Figure dataset records:

..............................

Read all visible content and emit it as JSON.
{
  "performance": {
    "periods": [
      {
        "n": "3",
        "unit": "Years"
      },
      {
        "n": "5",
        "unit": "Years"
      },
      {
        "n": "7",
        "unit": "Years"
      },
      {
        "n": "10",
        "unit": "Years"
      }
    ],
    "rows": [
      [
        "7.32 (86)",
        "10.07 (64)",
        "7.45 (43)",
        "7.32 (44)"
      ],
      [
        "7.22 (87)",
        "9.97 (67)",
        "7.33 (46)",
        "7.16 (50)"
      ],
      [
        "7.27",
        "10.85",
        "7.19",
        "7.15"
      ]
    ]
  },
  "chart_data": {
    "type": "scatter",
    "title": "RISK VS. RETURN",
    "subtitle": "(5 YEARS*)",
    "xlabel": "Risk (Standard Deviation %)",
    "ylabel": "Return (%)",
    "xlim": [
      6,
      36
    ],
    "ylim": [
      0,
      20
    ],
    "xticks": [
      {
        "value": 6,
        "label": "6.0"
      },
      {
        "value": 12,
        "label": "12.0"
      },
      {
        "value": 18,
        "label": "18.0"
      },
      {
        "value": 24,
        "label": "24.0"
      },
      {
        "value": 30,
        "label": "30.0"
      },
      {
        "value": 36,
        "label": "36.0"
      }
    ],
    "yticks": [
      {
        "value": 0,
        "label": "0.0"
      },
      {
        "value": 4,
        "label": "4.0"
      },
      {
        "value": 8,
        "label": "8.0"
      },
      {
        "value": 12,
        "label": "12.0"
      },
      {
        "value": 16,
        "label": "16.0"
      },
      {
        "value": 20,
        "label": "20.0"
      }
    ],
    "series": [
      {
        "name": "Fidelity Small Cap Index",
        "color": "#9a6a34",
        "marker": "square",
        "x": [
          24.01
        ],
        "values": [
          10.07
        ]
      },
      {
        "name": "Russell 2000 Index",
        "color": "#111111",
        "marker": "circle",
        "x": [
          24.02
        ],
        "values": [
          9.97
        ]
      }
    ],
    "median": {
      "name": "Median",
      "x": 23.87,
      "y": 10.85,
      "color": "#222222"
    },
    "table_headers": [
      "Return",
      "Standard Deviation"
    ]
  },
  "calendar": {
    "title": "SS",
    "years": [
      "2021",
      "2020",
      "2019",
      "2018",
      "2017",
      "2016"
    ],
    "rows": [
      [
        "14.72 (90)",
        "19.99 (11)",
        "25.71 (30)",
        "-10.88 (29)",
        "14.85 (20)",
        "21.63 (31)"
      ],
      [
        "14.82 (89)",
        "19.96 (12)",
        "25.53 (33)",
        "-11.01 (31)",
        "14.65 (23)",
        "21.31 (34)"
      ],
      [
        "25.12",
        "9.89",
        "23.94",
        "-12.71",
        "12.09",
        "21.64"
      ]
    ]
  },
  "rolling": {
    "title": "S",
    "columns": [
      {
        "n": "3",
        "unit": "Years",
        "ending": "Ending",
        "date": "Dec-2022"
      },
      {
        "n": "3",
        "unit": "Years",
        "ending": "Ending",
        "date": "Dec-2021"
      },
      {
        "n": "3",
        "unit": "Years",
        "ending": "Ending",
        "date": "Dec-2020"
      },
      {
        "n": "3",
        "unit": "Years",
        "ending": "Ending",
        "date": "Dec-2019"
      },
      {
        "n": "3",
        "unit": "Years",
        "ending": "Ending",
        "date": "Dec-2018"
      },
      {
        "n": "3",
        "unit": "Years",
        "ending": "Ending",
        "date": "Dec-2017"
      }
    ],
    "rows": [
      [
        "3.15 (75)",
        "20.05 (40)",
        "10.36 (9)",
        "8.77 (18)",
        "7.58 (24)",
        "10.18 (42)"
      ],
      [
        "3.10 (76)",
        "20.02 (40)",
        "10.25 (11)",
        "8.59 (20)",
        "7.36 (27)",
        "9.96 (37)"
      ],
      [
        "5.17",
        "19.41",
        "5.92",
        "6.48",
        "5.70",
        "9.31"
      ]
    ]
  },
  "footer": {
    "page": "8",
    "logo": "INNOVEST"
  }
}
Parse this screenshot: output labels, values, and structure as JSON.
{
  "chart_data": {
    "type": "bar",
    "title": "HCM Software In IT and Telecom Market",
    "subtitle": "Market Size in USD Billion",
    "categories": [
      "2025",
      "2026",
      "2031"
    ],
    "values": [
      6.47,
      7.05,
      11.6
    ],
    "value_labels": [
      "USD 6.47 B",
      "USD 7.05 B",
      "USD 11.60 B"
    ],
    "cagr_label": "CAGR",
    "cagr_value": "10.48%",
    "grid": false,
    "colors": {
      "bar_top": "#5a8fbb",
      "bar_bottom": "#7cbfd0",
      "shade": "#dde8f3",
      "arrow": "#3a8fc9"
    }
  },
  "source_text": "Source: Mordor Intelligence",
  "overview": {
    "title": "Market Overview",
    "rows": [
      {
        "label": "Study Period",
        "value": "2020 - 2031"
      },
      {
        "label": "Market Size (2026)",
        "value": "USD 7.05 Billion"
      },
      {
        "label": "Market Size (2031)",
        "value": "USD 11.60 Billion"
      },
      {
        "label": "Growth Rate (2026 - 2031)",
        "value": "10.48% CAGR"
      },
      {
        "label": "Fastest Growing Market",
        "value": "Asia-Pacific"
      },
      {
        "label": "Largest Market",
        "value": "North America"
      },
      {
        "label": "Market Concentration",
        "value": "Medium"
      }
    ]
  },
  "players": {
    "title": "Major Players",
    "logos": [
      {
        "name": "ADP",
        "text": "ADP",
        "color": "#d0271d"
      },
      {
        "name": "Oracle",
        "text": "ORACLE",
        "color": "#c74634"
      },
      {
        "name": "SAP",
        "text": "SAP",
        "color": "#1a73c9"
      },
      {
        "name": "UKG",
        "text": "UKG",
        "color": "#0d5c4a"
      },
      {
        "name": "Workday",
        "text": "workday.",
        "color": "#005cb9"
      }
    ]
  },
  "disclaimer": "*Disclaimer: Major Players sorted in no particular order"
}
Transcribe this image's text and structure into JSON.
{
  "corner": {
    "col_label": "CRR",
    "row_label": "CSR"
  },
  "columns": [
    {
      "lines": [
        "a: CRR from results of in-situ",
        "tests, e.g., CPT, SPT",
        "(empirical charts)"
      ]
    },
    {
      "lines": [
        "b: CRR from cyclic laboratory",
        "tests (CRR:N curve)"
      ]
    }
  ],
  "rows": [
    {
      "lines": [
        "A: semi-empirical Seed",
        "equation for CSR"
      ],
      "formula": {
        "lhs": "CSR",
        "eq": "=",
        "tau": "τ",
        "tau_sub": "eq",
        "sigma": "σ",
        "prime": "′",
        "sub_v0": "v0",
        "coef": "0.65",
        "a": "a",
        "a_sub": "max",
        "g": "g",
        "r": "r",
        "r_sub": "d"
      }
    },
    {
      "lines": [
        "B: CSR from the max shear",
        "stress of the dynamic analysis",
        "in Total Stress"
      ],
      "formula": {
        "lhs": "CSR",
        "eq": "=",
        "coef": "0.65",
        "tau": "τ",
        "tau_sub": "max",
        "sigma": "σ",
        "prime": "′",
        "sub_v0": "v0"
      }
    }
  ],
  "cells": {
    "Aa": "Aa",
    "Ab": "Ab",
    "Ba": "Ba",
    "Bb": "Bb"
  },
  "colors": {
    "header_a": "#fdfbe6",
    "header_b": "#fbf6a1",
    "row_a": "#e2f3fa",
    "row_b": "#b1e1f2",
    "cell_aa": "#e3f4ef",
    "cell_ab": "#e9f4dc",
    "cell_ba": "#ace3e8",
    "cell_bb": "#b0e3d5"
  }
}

..............................

§ **The request**: Take every line containing the word "from" and copy it.

§ **Result for this task**:
        "a: CRR from results of in-situ",
        "b: CRR from cyclic laboratory",
        "B: CSR from the max shear",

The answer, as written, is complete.